Requirement -> Note how many lines contain "TradingView" and give that number, with nothing else.

─── Records shown

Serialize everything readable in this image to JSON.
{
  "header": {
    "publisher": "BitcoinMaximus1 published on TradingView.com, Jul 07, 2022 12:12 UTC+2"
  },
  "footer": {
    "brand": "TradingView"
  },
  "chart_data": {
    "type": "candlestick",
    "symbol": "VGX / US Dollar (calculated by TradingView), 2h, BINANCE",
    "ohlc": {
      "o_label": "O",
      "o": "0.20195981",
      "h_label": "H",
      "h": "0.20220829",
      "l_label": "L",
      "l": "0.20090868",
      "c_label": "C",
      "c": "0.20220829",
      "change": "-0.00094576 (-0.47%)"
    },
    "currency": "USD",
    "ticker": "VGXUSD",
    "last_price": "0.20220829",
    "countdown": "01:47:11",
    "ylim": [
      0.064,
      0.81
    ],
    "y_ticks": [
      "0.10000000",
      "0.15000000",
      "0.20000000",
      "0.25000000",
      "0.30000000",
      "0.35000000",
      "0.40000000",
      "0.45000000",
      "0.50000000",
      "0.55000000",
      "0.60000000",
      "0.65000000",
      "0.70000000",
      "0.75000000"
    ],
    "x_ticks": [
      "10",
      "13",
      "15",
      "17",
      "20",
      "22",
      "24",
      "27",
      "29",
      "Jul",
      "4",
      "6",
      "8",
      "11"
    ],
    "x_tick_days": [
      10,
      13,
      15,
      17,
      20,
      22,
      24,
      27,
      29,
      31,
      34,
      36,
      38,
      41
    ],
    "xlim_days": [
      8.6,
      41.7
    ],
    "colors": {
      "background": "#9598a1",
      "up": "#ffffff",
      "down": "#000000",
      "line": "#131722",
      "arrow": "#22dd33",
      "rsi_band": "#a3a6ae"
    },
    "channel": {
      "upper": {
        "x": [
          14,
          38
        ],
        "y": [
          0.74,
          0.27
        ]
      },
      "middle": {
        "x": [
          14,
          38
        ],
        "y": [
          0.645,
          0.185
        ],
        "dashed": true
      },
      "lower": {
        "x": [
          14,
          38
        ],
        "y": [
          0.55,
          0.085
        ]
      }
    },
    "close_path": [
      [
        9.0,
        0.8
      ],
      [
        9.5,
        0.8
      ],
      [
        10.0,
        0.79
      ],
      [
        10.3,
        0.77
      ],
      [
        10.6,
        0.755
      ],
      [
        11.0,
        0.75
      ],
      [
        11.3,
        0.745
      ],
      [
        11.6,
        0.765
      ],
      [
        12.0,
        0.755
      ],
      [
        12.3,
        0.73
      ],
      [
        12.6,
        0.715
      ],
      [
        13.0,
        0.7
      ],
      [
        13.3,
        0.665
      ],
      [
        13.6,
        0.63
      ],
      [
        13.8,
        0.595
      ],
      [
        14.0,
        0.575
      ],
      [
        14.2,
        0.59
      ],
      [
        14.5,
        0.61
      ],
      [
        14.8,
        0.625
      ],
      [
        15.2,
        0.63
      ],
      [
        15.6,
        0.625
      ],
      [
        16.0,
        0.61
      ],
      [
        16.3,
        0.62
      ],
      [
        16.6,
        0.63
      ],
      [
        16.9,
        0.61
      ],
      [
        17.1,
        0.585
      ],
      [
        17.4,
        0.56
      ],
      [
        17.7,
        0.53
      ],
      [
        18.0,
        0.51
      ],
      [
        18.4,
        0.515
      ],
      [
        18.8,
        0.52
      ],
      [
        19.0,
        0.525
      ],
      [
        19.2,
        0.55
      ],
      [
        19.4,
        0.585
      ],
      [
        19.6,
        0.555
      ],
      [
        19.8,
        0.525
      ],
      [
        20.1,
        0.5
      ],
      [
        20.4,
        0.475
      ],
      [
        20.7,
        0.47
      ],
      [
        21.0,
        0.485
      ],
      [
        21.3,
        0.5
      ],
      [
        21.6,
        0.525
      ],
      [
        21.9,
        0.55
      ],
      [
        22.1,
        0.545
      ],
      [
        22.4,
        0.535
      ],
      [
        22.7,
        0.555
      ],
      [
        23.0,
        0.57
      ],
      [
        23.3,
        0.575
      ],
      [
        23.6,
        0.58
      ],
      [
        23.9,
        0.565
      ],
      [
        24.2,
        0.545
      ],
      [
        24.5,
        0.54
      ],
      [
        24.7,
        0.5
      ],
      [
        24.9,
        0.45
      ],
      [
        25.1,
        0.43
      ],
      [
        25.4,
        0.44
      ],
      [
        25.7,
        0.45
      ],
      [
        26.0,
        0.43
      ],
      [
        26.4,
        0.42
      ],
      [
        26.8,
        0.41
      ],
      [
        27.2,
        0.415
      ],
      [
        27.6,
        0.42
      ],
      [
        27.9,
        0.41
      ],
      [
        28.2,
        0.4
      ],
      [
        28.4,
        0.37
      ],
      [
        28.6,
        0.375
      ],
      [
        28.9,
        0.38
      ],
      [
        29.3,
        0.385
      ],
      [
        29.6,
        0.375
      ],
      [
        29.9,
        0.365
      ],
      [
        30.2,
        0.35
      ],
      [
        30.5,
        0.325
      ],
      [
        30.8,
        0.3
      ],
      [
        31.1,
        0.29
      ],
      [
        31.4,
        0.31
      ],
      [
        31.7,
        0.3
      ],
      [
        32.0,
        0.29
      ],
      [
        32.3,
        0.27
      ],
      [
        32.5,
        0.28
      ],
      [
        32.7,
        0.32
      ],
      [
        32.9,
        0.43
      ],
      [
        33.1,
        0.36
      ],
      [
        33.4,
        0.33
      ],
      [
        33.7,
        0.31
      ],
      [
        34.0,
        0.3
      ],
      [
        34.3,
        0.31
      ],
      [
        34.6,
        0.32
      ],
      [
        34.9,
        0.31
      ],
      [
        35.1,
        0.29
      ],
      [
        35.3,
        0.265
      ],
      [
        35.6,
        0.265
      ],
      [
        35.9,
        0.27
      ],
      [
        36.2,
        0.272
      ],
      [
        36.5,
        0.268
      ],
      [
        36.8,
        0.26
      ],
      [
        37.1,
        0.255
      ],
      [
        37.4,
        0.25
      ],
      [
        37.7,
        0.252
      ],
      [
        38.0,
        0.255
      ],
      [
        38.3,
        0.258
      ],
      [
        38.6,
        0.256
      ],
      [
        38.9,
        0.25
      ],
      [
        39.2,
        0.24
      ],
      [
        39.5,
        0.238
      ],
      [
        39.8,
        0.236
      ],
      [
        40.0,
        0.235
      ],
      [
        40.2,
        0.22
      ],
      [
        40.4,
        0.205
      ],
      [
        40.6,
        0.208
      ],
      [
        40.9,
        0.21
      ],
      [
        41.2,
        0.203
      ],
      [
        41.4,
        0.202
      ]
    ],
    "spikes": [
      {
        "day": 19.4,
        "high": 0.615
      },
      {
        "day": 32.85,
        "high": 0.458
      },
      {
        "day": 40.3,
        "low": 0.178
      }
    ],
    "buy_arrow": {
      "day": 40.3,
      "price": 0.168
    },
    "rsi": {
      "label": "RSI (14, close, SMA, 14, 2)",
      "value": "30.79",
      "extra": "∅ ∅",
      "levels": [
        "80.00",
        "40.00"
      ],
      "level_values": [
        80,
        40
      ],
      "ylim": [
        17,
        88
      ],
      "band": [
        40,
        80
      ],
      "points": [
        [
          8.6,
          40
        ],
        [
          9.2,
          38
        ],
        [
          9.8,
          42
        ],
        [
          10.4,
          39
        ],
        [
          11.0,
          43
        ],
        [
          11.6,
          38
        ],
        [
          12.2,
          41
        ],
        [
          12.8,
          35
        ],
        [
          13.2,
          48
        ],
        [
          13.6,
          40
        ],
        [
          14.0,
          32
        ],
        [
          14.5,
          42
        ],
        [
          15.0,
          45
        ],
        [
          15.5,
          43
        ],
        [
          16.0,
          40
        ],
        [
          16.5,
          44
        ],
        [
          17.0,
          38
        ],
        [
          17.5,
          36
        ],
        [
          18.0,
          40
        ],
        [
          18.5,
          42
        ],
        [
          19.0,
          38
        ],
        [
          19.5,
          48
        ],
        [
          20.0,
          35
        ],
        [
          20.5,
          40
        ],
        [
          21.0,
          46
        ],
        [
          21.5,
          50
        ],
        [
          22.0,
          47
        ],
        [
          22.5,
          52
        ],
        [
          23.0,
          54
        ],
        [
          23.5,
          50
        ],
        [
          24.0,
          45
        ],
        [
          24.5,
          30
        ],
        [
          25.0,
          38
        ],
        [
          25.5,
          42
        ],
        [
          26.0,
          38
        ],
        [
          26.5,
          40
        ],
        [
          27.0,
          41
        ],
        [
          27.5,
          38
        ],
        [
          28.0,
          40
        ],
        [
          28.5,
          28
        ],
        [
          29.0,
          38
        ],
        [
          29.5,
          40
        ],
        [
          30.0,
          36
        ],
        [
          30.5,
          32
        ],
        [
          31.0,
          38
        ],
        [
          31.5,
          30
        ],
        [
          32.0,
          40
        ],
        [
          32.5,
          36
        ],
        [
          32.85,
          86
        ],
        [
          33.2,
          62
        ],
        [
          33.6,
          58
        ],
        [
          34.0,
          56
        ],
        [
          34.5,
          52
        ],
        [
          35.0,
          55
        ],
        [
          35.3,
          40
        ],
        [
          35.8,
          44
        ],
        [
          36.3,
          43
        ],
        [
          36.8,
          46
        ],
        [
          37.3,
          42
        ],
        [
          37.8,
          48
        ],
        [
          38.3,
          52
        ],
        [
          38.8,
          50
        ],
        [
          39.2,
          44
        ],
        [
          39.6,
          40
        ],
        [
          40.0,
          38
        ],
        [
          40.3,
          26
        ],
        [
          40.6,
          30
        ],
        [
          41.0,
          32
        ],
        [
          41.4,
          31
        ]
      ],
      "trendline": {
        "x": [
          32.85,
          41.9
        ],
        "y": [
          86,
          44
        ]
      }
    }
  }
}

──────

Final answer -> 3